• _Requirement_
Can you output the entries below as a Markdown table with the columns Row and Entry, starting at the first entry and stopping after the one that contains "text-line: slohovější zpívati"? Number each row and omit blank lines.

• _Data shown_
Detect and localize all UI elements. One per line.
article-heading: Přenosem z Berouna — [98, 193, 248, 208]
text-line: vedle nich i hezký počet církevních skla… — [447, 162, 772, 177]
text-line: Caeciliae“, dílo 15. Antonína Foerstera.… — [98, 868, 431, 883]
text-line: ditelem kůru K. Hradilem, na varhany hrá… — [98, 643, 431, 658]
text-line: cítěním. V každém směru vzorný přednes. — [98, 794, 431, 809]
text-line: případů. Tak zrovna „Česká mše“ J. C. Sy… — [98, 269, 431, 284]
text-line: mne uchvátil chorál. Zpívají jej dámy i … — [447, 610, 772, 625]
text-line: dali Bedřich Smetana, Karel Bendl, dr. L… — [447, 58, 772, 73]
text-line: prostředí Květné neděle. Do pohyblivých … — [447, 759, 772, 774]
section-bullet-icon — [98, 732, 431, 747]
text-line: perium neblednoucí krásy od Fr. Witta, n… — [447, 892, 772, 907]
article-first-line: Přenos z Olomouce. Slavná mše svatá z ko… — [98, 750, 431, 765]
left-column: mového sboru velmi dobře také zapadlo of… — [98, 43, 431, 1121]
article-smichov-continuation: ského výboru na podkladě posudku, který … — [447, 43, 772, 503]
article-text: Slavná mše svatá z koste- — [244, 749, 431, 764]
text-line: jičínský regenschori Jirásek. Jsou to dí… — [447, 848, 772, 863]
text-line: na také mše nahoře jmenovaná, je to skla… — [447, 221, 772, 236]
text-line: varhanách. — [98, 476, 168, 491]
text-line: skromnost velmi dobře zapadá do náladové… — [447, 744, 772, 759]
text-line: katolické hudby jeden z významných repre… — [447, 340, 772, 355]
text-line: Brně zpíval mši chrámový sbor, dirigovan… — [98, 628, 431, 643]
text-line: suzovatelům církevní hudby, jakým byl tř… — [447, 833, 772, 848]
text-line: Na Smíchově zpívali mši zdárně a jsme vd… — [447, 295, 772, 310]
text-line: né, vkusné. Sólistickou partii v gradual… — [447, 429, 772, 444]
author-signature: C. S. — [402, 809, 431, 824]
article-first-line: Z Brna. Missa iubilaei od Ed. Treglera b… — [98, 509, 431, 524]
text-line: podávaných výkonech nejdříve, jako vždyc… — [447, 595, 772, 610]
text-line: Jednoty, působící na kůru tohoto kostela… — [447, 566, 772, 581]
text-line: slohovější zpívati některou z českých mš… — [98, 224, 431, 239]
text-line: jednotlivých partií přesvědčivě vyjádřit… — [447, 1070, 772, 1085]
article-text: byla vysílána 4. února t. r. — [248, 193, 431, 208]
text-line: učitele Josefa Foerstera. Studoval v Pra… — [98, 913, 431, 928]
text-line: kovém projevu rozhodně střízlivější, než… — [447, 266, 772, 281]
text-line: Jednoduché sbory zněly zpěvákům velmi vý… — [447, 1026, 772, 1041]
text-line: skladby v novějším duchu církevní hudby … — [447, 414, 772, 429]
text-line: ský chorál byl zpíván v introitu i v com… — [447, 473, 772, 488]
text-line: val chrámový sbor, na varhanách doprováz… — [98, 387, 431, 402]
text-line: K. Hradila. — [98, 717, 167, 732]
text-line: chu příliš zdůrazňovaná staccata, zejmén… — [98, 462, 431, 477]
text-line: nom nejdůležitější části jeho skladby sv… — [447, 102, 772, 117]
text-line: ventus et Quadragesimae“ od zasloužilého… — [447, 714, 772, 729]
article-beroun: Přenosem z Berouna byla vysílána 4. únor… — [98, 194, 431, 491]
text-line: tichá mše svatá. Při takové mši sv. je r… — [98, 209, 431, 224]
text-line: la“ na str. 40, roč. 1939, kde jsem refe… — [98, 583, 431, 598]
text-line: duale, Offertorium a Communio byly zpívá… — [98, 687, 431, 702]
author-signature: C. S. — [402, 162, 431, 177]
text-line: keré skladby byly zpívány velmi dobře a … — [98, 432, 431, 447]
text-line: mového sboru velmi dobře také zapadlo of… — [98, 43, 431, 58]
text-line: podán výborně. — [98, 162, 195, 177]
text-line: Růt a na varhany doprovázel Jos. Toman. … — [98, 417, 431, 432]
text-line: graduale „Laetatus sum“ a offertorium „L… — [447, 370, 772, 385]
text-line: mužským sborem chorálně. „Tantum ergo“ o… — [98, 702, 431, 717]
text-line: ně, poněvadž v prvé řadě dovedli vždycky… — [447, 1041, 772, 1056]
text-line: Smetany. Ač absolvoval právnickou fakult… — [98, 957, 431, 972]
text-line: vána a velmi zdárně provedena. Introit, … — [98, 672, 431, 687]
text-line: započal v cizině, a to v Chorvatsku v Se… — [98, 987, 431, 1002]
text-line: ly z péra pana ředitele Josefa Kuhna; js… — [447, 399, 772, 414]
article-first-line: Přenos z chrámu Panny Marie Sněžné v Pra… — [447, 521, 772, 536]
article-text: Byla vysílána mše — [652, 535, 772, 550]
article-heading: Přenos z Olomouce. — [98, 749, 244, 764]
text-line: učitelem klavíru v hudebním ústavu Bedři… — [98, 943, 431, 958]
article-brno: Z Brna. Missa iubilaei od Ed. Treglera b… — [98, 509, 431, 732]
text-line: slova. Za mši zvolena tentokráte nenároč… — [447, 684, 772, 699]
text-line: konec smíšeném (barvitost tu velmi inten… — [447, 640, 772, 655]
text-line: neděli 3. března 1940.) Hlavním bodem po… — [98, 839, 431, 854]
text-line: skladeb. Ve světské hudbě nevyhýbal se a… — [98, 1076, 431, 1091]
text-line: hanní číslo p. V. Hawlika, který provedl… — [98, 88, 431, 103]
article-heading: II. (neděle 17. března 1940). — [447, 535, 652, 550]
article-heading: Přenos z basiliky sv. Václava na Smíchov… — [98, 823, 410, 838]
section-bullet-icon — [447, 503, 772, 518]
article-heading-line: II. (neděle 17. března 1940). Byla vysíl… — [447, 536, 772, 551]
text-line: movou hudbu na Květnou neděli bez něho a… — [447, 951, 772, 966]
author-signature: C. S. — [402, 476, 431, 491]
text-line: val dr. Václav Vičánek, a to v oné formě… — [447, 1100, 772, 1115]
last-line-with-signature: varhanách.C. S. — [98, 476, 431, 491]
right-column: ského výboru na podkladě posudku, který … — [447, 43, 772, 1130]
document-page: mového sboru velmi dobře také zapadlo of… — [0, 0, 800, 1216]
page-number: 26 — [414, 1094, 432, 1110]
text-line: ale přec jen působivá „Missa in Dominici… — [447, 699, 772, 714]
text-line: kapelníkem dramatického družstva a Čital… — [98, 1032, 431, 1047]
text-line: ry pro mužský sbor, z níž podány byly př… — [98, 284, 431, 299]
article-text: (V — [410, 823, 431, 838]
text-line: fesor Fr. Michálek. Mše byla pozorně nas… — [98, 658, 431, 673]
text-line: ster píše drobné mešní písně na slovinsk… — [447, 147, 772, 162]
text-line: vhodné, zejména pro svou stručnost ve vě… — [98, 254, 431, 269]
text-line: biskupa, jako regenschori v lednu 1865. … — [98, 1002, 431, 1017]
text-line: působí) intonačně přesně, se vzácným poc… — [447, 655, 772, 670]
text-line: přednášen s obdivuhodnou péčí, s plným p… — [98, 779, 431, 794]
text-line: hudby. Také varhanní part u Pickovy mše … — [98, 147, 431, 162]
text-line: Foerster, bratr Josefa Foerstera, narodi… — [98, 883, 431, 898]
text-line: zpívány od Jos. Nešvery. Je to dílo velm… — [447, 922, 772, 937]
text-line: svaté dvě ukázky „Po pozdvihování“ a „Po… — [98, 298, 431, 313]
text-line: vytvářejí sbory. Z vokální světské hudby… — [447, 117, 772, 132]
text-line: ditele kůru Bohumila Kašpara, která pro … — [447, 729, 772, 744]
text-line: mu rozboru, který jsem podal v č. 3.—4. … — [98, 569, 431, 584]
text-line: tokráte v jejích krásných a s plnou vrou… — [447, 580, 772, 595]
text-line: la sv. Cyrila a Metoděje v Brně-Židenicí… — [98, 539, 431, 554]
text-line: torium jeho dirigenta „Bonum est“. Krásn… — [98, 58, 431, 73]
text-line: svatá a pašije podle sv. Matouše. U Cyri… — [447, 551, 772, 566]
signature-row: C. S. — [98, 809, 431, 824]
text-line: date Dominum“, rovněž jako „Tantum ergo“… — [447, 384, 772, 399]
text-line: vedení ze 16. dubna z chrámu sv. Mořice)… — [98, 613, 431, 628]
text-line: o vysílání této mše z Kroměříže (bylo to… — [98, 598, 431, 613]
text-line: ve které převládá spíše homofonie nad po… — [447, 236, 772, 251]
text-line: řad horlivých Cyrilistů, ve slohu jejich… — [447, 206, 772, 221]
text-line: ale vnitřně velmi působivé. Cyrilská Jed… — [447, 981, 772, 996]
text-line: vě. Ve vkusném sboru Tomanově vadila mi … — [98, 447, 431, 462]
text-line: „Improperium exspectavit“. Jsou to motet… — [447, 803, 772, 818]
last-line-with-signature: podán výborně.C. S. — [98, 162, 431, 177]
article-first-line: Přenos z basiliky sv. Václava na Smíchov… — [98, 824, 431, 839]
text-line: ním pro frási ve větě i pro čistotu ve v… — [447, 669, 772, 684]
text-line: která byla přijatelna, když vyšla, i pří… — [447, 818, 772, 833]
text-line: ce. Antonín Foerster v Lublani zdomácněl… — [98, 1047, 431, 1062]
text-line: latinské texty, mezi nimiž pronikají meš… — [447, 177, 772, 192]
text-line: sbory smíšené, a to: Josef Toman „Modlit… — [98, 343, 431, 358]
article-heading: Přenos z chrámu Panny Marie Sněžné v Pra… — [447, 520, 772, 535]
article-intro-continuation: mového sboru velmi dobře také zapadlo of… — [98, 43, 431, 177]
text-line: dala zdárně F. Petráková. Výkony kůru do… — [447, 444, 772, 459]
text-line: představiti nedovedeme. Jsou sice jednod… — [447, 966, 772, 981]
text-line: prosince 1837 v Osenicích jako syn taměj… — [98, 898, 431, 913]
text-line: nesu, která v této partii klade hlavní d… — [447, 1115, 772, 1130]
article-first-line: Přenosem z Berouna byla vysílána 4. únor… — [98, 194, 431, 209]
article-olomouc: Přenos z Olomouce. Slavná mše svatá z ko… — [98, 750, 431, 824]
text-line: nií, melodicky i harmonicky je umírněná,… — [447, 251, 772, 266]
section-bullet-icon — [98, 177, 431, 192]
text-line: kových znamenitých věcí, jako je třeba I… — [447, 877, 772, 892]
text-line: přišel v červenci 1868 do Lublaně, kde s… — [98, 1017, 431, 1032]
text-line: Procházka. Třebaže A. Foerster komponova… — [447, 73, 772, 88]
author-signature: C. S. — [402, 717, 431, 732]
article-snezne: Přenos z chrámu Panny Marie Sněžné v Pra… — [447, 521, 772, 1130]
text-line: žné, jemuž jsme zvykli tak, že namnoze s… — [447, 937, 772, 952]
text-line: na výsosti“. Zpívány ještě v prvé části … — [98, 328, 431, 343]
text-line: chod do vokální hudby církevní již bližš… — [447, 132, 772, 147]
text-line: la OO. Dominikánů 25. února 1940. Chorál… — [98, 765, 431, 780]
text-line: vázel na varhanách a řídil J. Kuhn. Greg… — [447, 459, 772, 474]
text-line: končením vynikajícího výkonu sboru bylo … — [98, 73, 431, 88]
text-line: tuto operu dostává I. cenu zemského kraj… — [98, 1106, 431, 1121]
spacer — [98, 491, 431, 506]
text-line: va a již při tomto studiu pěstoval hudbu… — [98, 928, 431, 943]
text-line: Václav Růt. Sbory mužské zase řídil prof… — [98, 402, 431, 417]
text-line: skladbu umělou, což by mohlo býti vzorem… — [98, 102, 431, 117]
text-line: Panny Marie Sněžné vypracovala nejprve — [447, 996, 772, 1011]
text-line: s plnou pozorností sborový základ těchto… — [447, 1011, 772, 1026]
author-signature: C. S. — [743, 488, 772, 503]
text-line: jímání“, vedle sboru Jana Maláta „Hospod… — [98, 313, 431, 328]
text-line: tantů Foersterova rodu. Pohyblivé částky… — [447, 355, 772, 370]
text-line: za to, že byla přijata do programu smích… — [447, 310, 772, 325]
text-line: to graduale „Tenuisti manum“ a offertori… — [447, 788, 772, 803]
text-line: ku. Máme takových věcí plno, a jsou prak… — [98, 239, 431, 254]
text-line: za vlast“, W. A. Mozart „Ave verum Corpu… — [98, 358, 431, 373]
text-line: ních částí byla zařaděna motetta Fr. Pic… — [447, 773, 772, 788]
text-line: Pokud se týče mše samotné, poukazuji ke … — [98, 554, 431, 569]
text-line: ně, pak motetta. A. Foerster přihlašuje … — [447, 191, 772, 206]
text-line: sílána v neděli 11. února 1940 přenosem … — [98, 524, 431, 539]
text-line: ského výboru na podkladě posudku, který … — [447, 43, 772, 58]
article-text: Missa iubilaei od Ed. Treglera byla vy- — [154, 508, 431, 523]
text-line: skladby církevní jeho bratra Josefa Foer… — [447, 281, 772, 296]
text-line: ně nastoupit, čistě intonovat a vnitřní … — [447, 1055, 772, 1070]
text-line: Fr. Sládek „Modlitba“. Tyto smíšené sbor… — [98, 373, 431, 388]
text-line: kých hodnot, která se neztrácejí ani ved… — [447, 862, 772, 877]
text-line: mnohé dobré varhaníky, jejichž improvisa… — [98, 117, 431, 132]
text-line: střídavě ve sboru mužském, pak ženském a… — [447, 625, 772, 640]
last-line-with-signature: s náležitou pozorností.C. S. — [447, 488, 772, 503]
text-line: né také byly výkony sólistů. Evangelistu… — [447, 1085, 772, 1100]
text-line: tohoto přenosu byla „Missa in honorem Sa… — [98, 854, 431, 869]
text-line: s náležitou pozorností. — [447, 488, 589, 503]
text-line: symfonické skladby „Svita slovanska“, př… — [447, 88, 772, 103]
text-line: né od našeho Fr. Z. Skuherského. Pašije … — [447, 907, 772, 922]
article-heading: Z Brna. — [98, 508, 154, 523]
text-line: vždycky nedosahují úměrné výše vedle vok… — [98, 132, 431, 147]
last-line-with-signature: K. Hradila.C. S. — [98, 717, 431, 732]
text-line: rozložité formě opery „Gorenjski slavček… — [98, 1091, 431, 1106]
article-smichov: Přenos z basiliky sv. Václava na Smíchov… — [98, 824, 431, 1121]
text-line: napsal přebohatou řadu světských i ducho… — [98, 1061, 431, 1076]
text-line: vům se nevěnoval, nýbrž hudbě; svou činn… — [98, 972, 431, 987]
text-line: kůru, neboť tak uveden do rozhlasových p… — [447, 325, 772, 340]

• _Problem solution_
| Row | Entry |
|---|---|
| 1 | Detect and localize all UI elements. One per line. |
| 2 | article-heading: Přenosem z Berouna — [98, 193, 248, 208] |
| 3 | text-line: vedle nich i hezký počet církevních skla… — [447, 162, 772, 177] |
| 4 | text-line: Caeciliae“, dílo 15. Antonína Foerstera.… — [98, 868, 431, 883] |
| 5 | text-line: ditelem kůru K. Hradilem, na varhany hrá… — [98, 643, 431, 658] |
| 6 | text-line: cítěním. V každém směru vzorný přednes. — [98, 794, 431, 809] |
| 7 | text-line: případů. Tak zrovna „Česká mše“ J. C. Sy… — [98, 269, 431, 284] |
| 8 | text-line: mne uchvátil chorál. Zpívají jej dámy i … — [447, 610, 772, 625] |
| 9 | text-line: dali Bedřich Smetana, Karel Bendl, dr. L… — [447, 58, 772, 73] |
| 10 | text-line: prostředí Květné neděle. Do pohyblivých … — [447, 759, 772, 774] |
| 11 | section-bullet-icon — [98, 732, 431, 747] |
| 12 | text-line: perium neblednoucí krásy od Fr. Witta, n… — [447, 892, 772, 907] |
| 13 | article-first-line: Přenos z Olomouce. Slavná mše svatá z ko… — [98, 750, 431, 765] |
| 14 | left-column: mového sboru velmi dobře také zapadlo of… — [98, 43, 431, 1121] |
| 15 | article-smichov-continuation: ského výboru na podkladě posudku, který … — [447, 43, 772, 503] |
| 16 | article-text: Slavná mše svatá z koste- — [244, 749, 431, 764] |
| 17 | text-line: jičínský regenschori Jirásek. Jsou to dí… — [447, 848, 772, 863] |
| 18 | text-line: na také mše nahoře jmenovaná, je to skla… — [447, 221, 772, 236] |
| 19 | text-line: varhanách. — [98, 476, 168, 491] |
| 20 | text-line: skromnost velmi dobře zapadá do náladové… — [447, 744, 772, 759] |
| 21 | text-line: katolické hudby jeden z významných repre… — [447, 340, 772, 355] |
| 22 | text-line: Brně zpíval mši chrámový sbor, dirigovan… — [98, 628, 431, 643] |
| 23 | text-line: suzovatelům církevní hudby, jakým byl tř… — [447, 833, 772, 848] |
| 24 | text-line: Na Smíchově zpívali mši zdárně a jsme vd… — [447, 295, 772, 310] |
| 25 | text-line: né, vkusné. Sólistickou partii v gradual… — [447, 429, 772, 444] |
| 26 | author-signature: C. S. — [402, 809, 431, 824] |
| 27 | article-first-line: Z Brna. Missa iubilaei od Ed. Treglera b… — [98, 509, 431, 524] |
| 28 | text-line: podávaných výkonech nejdříve, jako vždyc… — [447, 595, 772, 610] |
| 29 | text-line: Jednoty, působící na kůru tohoto kostela… — [447, 566, 772, 581] |
| 30 | text-line: slohovější zpívati některou z českých mš… — [98, 224, 431, 239] |